Give the number of lines in this listing that contain "title", with no other words.

"""

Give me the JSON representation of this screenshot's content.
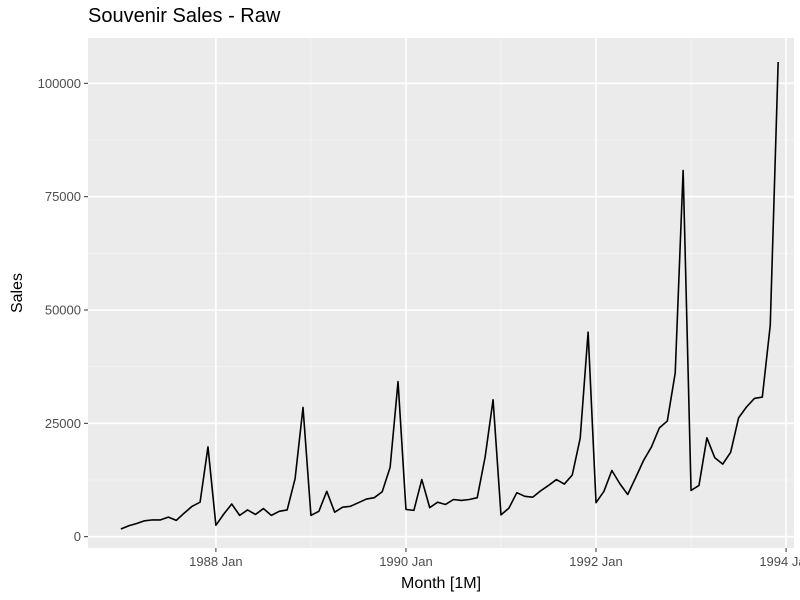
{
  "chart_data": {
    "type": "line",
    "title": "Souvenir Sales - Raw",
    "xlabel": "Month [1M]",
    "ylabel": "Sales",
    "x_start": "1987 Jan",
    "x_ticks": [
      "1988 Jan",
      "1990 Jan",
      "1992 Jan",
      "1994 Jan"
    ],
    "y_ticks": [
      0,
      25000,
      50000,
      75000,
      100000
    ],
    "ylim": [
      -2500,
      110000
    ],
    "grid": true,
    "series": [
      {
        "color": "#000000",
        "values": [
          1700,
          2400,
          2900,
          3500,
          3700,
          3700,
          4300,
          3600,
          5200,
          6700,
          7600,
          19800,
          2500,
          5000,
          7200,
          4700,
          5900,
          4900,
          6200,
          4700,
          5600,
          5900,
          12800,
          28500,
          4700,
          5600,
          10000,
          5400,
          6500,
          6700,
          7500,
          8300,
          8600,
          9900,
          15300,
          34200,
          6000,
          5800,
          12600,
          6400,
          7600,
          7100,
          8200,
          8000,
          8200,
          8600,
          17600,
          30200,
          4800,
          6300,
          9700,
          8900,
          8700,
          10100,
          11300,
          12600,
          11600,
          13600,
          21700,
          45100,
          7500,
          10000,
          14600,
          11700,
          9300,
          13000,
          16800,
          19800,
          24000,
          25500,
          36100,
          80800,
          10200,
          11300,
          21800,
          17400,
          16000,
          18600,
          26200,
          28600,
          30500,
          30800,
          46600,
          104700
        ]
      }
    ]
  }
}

"""
"""

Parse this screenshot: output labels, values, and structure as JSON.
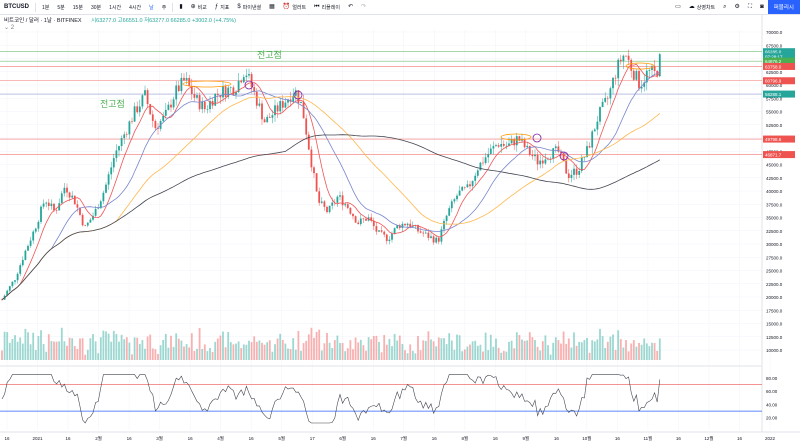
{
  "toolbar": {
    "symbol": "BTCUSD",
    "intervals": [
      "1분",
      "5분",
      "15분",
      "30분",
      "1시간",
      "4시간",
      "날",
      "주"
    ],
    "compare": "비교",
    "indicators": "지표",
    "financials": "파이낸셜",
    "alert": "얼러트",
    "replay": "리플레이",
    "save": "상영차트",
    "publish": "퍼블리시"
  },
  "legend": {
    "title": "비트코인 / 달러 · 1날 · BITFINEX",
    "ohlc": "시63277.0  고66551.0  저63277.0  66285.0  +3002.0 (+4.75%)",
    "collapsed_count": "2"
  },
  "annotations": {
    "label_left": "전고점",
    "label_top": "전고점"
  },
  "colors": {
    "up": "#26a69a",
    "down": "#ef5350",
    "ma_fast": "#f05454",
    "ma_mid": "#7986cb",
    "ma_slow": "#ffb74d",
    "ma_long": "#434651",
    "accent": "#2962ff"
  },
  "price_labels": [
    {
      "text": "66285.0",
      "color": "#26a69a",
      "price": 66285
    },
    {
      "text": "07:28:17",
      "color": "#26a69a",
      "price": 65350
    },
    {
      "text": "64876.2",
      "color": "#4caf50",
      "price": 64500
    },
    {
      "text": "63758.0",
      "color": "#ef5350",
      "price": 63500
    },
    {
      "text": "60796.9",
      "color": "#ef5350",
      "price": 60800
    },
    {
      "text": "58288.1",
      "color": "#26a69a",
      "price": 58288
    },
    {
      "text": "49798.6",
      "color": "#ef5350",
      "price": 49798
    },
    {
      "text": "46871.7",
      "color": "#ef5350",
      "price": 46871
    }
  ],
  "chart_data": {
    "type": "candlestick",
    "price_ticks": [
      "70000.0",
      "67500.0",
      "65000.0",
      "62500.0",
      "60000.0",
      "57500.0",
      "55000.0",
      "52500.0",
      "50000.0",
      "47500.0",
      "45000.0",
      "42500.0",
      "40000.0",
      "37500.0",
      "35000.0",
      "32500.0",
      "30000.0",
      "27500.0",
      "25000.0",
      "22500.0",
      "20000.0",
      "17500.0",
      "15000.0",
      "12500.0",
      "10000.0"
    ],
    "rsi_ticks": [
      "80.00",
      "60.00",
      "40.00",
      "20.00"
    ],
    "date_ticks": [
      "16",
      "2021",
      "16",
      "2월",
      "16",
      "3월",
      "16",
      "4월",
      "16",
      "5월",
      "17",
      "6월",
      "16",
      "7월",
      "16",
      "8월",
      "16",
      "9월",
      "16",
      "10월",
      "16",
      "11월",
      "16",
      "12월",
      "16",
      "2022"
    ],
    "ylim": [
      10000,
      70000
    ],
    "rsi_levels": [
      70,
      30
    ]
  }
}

"""

ANSWER: 2